** What the task asks **
Copy out, from the entries below, each line holding the string "JSON".

************

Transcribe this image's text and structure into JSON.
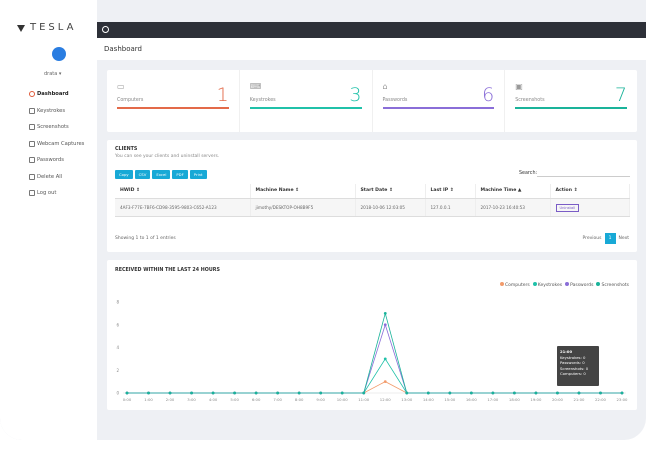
{
  "app": {
    "logo_text": "TESLA"
  },
  "user": {
    "name": "drata ▾"
  },
  "sidebar": {
    "items": [
      {
        "label": "Dashboard",
        "active": true
      },
      {
        "label": "Keystrokes"
      },
      {
        "label": "Screenshots"
      },
      {
        "label": "Webcam Captures"
      },
      {
        "label": "Passwords"
      },
      {
        "label": "Delete All"
      },
      {
        "label": "Log out"
      }
    ]
  },
  "page": {
    "title": "Dashboard"
  },
  "stats": [
    {
      "label": "Computers",
      "value": "1",
      "color": "#e36a49",
      "icon": "monitor-icon"
    },
    {
      "label": "Keystrokes",
      "value": "3",
      "color": "#20c1a9",
      "icon": "keyboard-icon"
    },
    {
      "label": "Passwords",
      "value": "6",
      "color": "#8a6ed8",
      "icon": "lock-icon"
    },
    {
      "label": "Screenshots",
      "value": "7",
      "color": "#1ab39a",
      "icon": "image-icon"
    }
  ],
  "clients": {
    "title": "CLIENTS",
    "subtitle": "You can see your clients and uninstall servers.",
    "buttons": [
      "Copy",
      "CSV",
      "Excel",
      "PDF",
      "Print"
    ],
    "search_label": "Search:",
    "columns": [
      "HWID ⇕",
      "Machine Name ⇕",
      "Start Date ⇕",
      "Last IP ⇕",
      "Machine Time ▲",
      "Action ⇕"
    ],
    "rows": [
      [
        "4AF3-F77E-7BF6-CD98-3595-9803-C652-A123",
        "jimothy/DESKTOP-OH8B9F5",
        "2018-10-06 12:03:05",
        "127.0.0.1",
        "2017-10-23 16:40:53",
        "Uninstall"
      ]
    ],
    "showing": "Showing 1 to 1 of 1 entries",
    "pager": {
      "previous": "Previous",
      "current": "1",
      "next": "Next"
    }
  },
  "chart_block": {
    "title": "RECEIVED WITHIN THE LAST 24 HOURS",
    "tooltip": {
      "time": "21:00",
      "lines": [
        "Keystrokes: 0",
        "Passwords: 0",
        "Screenshots: 0",
        "Computers: 0"
      ]
    }
  },
  "chart_data": {
    "type": "line",
    "title": "RECEIVED WITHIN THE LAST 24 HOURS",
    "x": [
      "0:00",
      "1:00",
      "2:00",
      "3:00",
      "4:00",
      "5:00",
      "6:00",
      "7:00",
      "8:00",
      "9:00",
      "10:00",
      "11:00",
      "12:00",
      "13:00",
      "14:00",
      "15:00",
      "16:00",
      "17:00",
      "18:00",
      "19:00",
      "20:00",
      "21:00",
      "22:00",
      "23:00"
    ],
    "ylim": [
      0,
      8
    ],
    "y_ticks": [
      0,
      2,
      4,
      6,
      8
    ],
    "series": [
      {
        "name": "Computers",
        "color": "#f29b6b",
        "values": [
          0,
          0,
          0,
          0,
          0,
          0,
          0,
          0,
          0,
          0,
          0,
          0,
          1,
          0,
          0,
          0,
          0,
          0,
          0,
          0,
          0,
          0,
          0,
          0
        ]
      },
      {
        "name": "Keystrokes",
        "color": "#20c1a9",
        "values": [
          0,
          0,
          0,
          0,
          0,
          0,
          0,
          0,
          0,
          0,
          0,
          0,
          3,
          0,
          0,
          0,
          0,
          0,
          0,
          0,
          0,
          0,
          0,
          0
        ]
      },
      {
        "name": "Passwords",
        "color": "#8a6ed8",
        "values": [
          0,
          0,
          0,
          0,
          0,
          0,
          0,
          0,
          0,
          0,
          0,
          0,
          6,
          0,
          0,
          0,
          0,
          0,
          0,
          0,
          0,
          0,
          0,
          0
        ]
      },
      {
        "name": "Screenshots",
        "color": "#1ab39a",
        "values": [
          0,
          0,
          0,
          0,
          0,
          0,
          0,
          0,
          0,
          0,
          0,
          0,
          7,
          0,
          0,
          0,
          0,
          0,
          0,
          0,
          0,
          0,
          0,
          0
        ]
      }
    ],
    "legend": "top-right",
    "grid": false
  }
}
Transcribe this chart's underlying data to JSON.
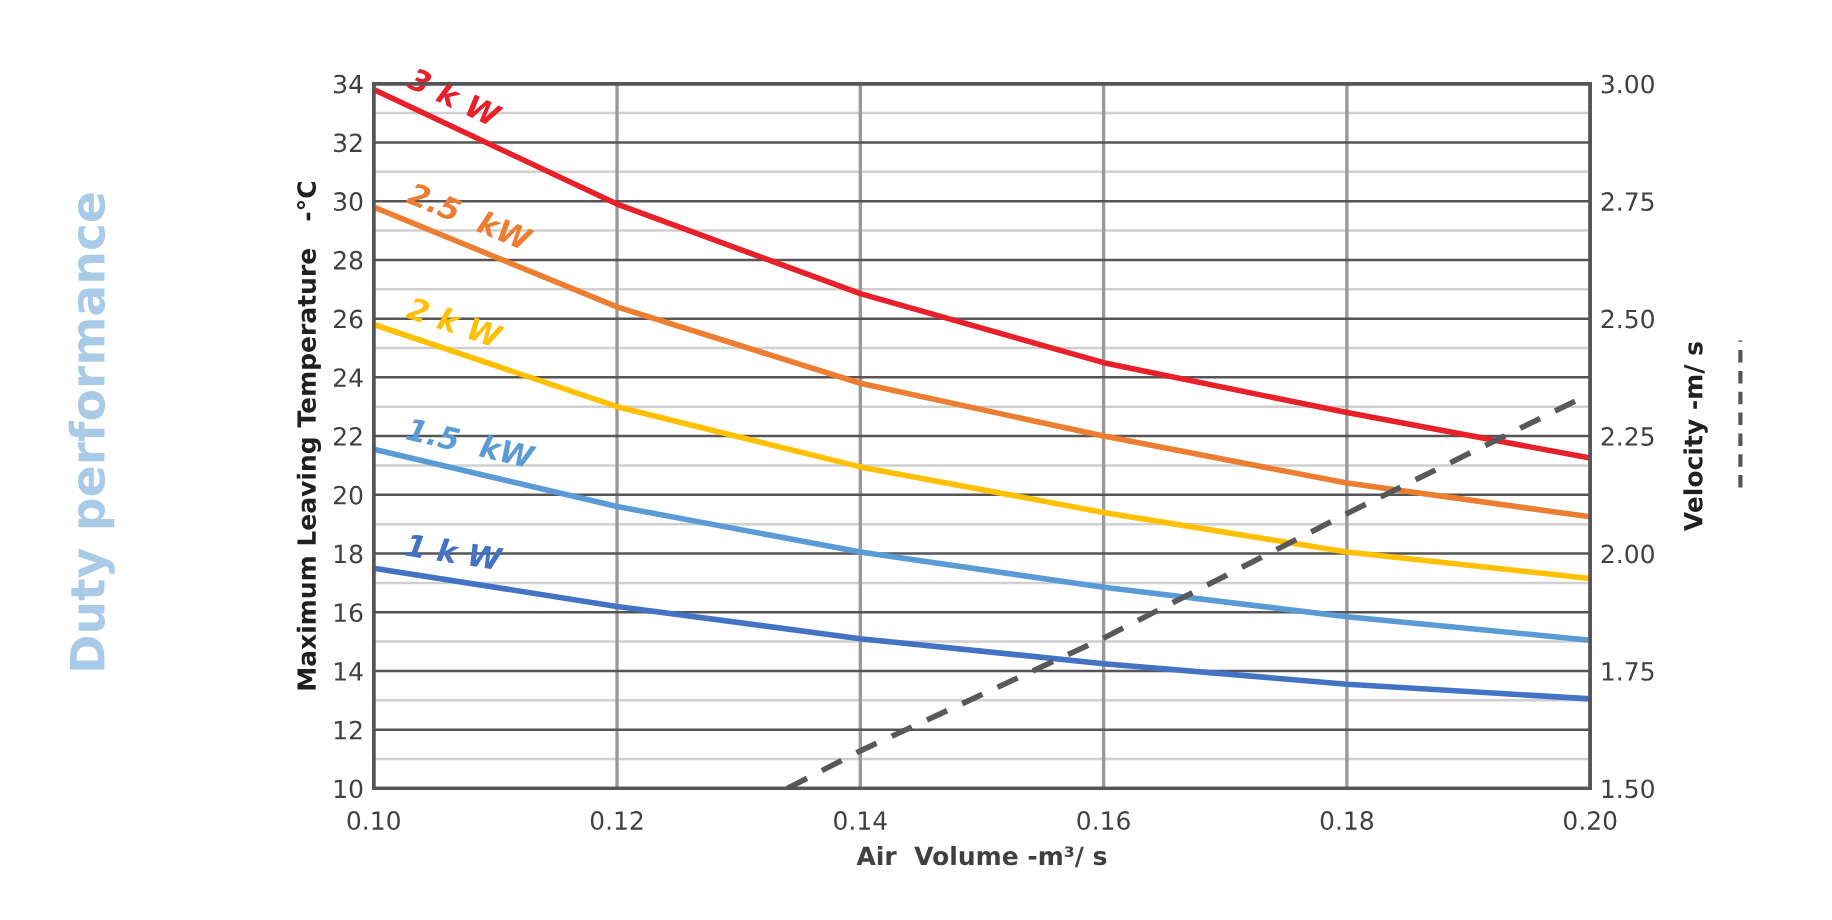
{
  "chart_data": {
    "type": "line",
    "title": "Duty performance",
    "xlabel": "Air  Volume -m³/ s",
    "ylabel": "Maximum Leaving Temperature   -°C",
    "y2label": "Velocity -m/ s",
    "x": [
      0.1,
      0.12,
      0.14,
      0.16,
      0.18,
      0.2
    ],
    "series": [
      {
        "name": "3 k W",
        "color": "#e8202a",
        "values": [
          33.8,
          29.9,
          26.85,
          24.5,
          22.8,
          21.25
        ]
      },
      {
        "name": "2.5  kW",
        "color": "#ed7d31",
        "values": [
          29.8,
          26.4,
          23.8,
          22.0,
          20.4,
          19.25
        ]
      },
      {
        "name": "2 k W",
        "color": "#ffc000",
        "values": [
          25.8,
          23.0,
          20.95,
          19.4,
          18.05,
          17.15
        ]
      },
      {
        "name": "1.5  kW",
        "color": "#5b9bd5",
        "values": [
          21.55,
          19.6,
          18.05,
          16.85,
          15.85,
          15.05
        ]
      },
      {
        "name": "1 k W",
        "color": "#4472c4",
        "values": [
          17.5,
          16.2,
          15.1,
          14.25,
          13.55,
          13.05
        ]
      },
      {
        "color": "#595959",
        "axis": "y2",
        "line_style": "dashed",
        "x": [
          0.134,
          0.14,
          0.16,
          0.18,
          0.2
        ],
        "values": [
          1.5,
          1.58,
          1.82,
          2.085,
          2.34
        ]
      }
    ],
    "xlim": [
      0.1,
      0.2
    ],
    "xticks": [
      {
        "value": 0.1,
        "label": "0.10"
      },
      {
        "value": 0.12,
        "label": "0.12"
      },
      {
        "value": 0.14,
        "label": "0.14"
      },
      {
        "value": 0.16,
        "label": "0.16"
      },
      {
        "value": 0.18,
        "label": "0.18"
      },
      {
        "value": 0.2,
        "label": "0.20"
      }
    ],
    "ylim": [
      10,
      34
    ],
    "yticks": [
      10,
      12,
      14,
      16,
      18,
      20,
      22,
      24,
      26,
      28,
      30,
      32,
      34
    ],
    "y2lim": [
      1.5,
      3.0
    ],
    "y2ticks": [
      {
        "value": 1.5,
        "label": "1.50"
      },
      {
        "value": 1.75,
        "label": "1.75"
      },
      {
        "value": 2.0,
        "label": "2.00"
      },
      {
        "value": 2.25,
        "label": "2.25"
      },
      {
        "value": 2.5,
        "label": "2.50"
      },
      {
        "value": 2.75,
        "label": "2.75"
      },
      {
        "value": 3.0,
        "label": "3.00"
      }
    ],
    "grid": true,
    "line_style": "solid",
    "marker": "none",
    "legend": false
  }
}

************

** The answer **
Transcribe this image's text and structure into JSON.
Transcribe this chart's underlying data to JSON.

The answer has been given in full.